Saved data entries:
• • •

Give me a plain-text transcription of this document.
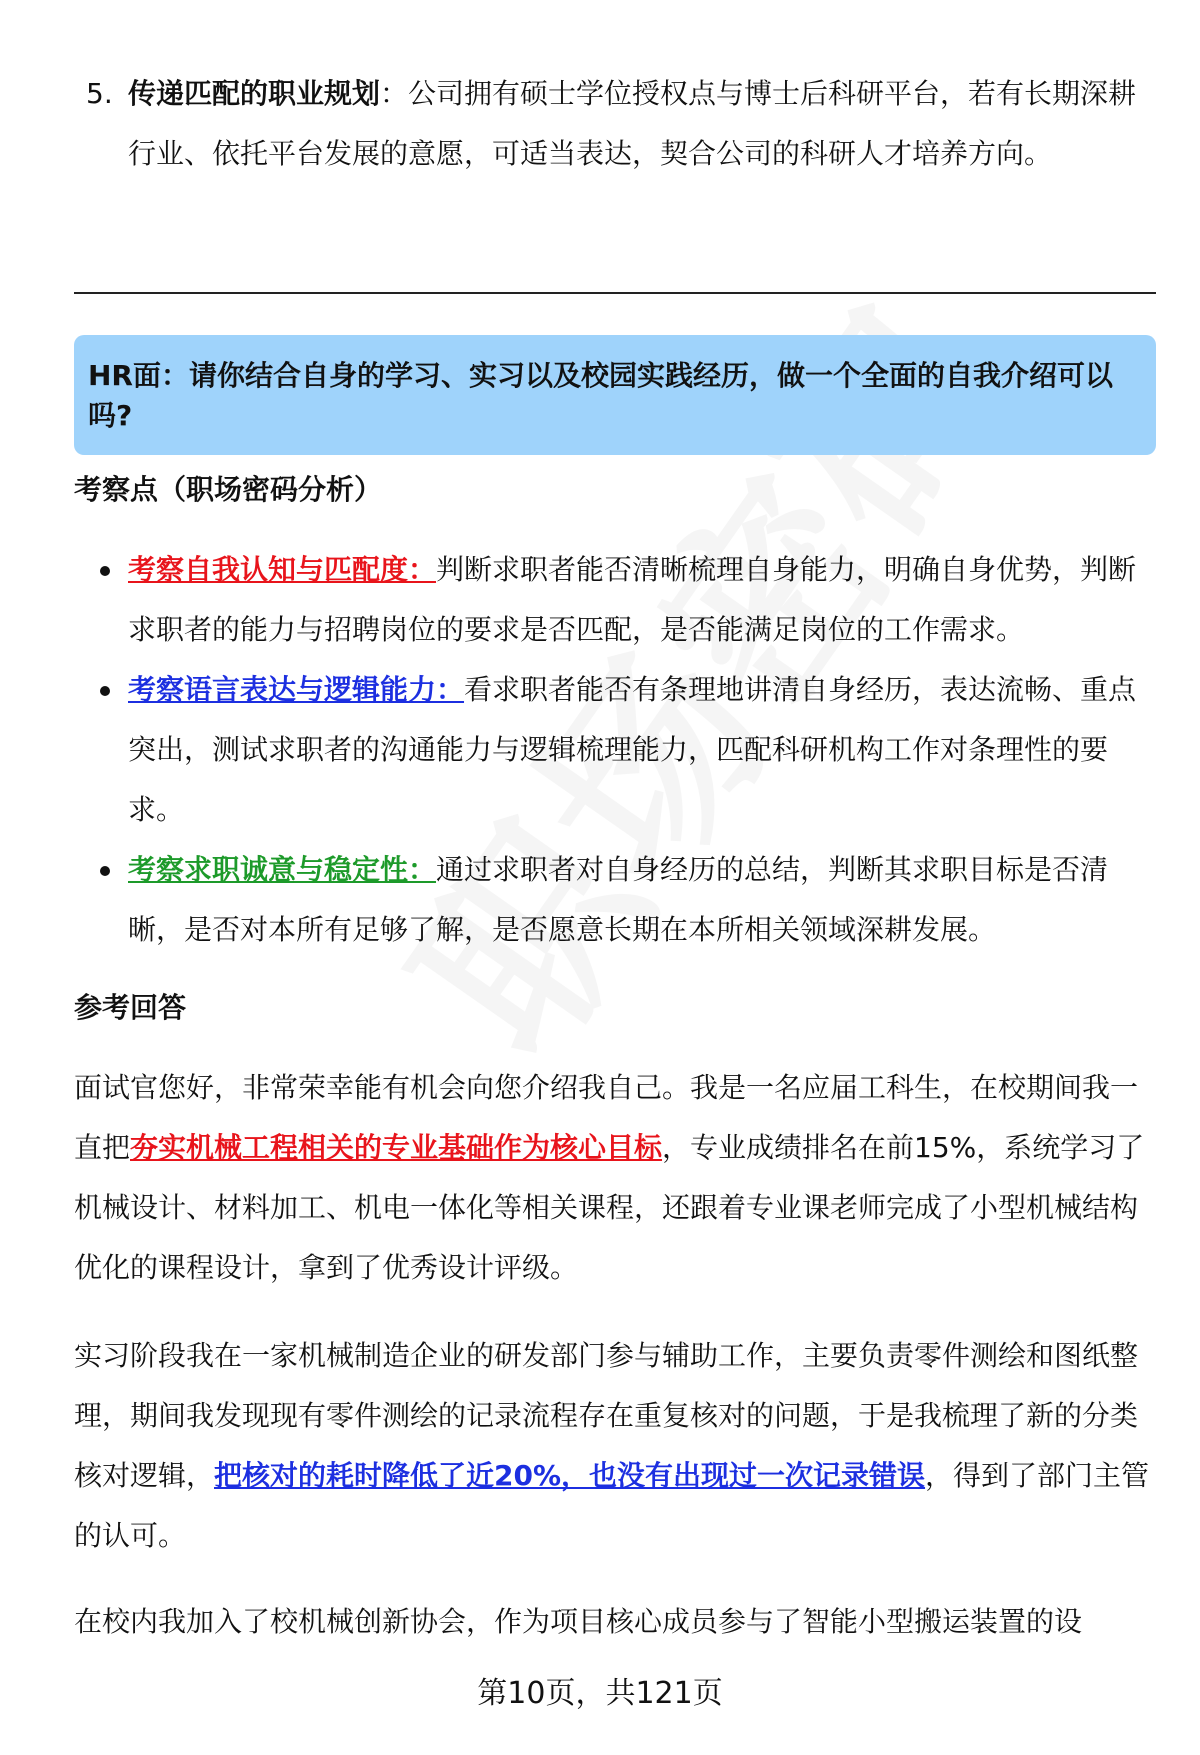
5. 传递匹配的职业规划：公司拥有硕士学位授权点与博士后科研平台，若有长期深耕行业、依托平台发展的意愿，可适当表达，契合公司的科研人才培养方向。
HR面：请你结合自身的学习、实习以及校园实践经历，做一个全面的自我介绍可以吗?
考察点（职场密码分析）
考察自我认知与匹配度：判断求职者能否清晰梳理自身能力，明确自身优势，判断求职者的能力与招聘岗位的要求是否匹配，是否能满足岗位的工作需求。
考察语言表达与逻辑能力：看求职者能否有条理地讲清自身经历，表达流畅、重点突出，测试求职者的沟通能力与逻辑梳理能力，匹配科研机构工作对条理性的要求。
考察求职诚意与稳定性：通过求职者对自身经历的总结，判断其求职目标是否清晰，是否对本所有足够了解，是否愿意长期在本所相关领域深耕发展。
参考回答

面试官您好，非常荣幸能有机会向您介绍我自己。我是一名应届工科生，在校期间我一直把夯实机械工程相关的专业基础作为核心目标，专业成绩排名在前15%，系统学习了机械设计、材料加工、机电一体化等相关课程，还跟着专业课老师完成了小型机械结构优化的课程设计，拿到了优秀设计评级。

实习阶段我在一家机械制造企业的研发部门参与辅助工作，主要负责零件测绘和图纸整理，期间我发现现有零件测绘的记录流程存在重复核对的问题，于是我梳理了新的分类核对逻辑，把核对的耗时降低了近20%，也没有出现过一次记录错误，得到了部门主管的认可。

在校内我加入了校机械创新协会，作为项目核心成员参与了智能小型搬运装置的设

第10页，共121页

• • •

> What is expected
Transcribe all of the material exactly, leaving out whatever pictures it contains.

> Reply to the task
Give me a plain-text transcription of this document.
5. 传递匹配的职业规划：公司拥有硕士学位授权点与博士后科研平台，若有长期深耕行业、依托平台发展的意愿，可适当表达，契合公司的科研人才培养方向。
HR面：请你结合自身的学习、实习以及校园实践经历，做一个全面的自我介绍可以吗?
考察点（职场密码分析）
考察自我认知与匹配度：判断求职者能否清晰梳理自身能力，明确自身优势，判断求职者的能力与招聘岗位的要求是否匹配，是否能满足岗位的工作需求。
考察语言表达与逻辑能力：看求职者能否有条理地讲清自身经历，表达流畅、重点突出，测试求职者的沟通能力与逻辑梳理能力，匹配科研机构工作对条理性的要求。
考察求职诚意与稳定性：通过求职者对自身经历的总结，判断其求职目标是否清晰，是否对本所有足够了解，是否愿意长期在本所相关领域深耕发展。
参考回答

面试官您好，非常荣幸能有机会向您介绍我自己。我是一名应届工科生，在校期间我一直把夯实机械工程相关的专业基础作为核心目标，专业成绩排名在前15%，系统学习了机械设计、材料加工、机电一体化等相关课程，还跟着专业课老师完成了小型机械结构优化的课程设计，拿到了优秀设计评级。

实习阶段我在一家机械制造企业的研发部门参与辅助工作，主要负责零件测绘和图纸整理，期间我发现现有零件测绘的记录流程存在重复核对的问题，于是我梳理了新的分类核对逻辑，把核对的耗时降低了近20%，也没有出现过一次记录错误，得到了部门主管的认可。

在校内我加入了校机械创新协会，作为项目核心成员参与了智能小型搬运装置的设

第10页，共121页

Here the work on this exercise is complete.